_Input for this task:_
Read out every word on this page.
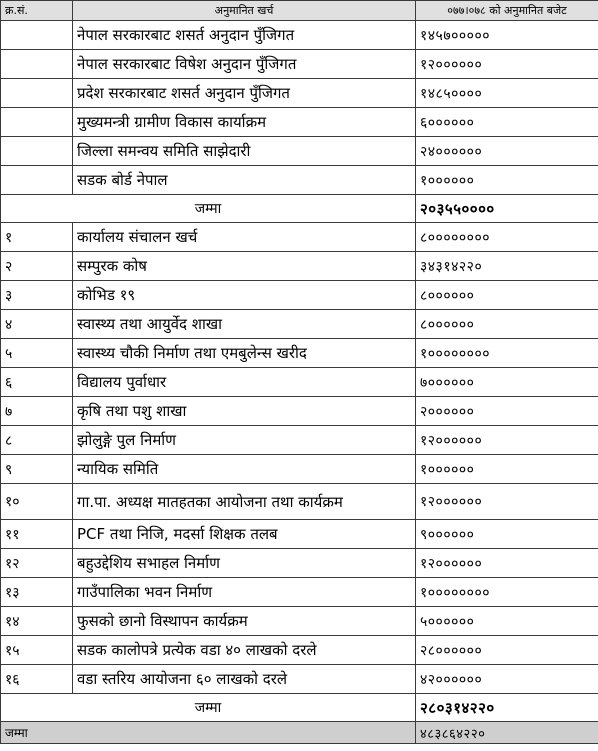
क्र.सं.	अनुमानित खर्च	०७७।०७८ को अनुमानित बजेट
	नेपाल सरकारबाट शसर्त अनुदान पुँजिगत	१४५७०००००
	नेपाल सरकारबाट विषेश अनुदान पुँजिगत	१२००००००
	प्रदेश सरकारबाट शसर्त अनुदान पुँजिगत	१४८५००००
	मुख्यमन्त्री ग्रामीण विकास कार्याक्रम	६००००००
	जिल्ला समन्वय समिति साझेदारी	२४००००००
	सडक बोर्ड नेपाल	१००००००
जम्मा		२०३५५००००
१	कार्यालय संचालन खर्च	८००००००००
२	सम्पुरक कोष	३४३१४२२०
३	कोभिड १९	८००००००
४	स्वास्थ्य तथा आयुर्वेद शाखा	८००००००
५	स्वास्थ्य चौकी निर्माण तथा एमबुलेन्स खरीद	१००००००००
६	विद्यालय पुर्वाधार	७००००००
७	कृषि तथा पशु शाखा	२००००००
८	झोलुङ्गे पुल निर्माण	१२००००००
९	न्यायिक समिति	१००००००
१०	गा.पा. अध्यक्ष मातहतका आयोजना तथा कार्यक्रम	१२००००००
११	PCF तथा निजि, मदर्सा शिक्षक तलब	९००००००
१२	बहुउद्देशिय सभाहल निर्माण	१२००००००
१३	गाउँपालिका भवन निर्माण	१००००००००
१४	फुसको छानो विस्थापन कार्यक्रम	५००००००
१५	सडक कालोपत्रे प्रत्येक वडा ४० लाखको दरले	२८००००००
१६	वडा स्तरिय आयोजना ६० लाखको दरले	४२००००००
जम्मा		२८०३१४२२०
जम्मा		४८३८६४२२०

_To do:_ Transcribe the whole listing exactly. Pictures stay out of your copy.

_Answer to the exercise:_
Read out every word on this page.
क्र.सं.	अनुमानित खर्च	०७७।०७८ को अनुमानित बजेट
	नेपाल सरकारबाट शसर्त अनुदान पुँजिगत	१४५७०००००
	नेपाल सरकारबाट विषेश अनुदान पुँजिगत	१२००००००
	प्रदेश सरकारबाट शसर्त अनुदान पुँजिगत	१४८५००००
	मुख्यमन्त्री ग्रामीण विकास कार्याक्रम	६००००००
	जिल्ला समन्वय समिति साझेदारी	२४००००००
	सडक बोर्ड नेपाल	१००००००
जम्मा		२०३५५००००
१	कार्यालय संचालन खर्च	८००००००००
२	सम्पुरक कोष	३४३१४२२०
३	कोभिड १९	८००००००
४	स्वास्थ्य तथा आयुर्वेद शाखा	८००००००
५	स्वास्थ्य चौकी निर्माण तथा एमबुलेन्स खरीद	१००००००००
६	विद्यालय पुर्वाधार	७००००००
७	कृषि तथा पशु शाखा	२००००००
८	झोलुङ्गे पुल निर्माण	१२००००००
९	न्यायिक समिति	१००००००
१०	गा.पा. अध्यक्ष मातहतका आयोजना तथा कार्यक्रम	१२००००००
११	PCF तथा निजि, मदर्सा शिक्षक तलब	९००००००
१२	बहुउद्देशिय सभाहल निर्माण	१२००००००
१३	गाउँपालिका भवन निर्माण	१००००००००
१४	फुसको छानो विस्थापन कार्यक्रम	५००००००
१५	सडक कालोपत्रे प्रत्येक वडा ४० लाखको दरले	२८००००००
१६	वडा स्तरिय आयोजना ६० लाखको दरले	४२००००००
जम्मा		२८०३१४२२०
जम्मा		४८३८६४२२०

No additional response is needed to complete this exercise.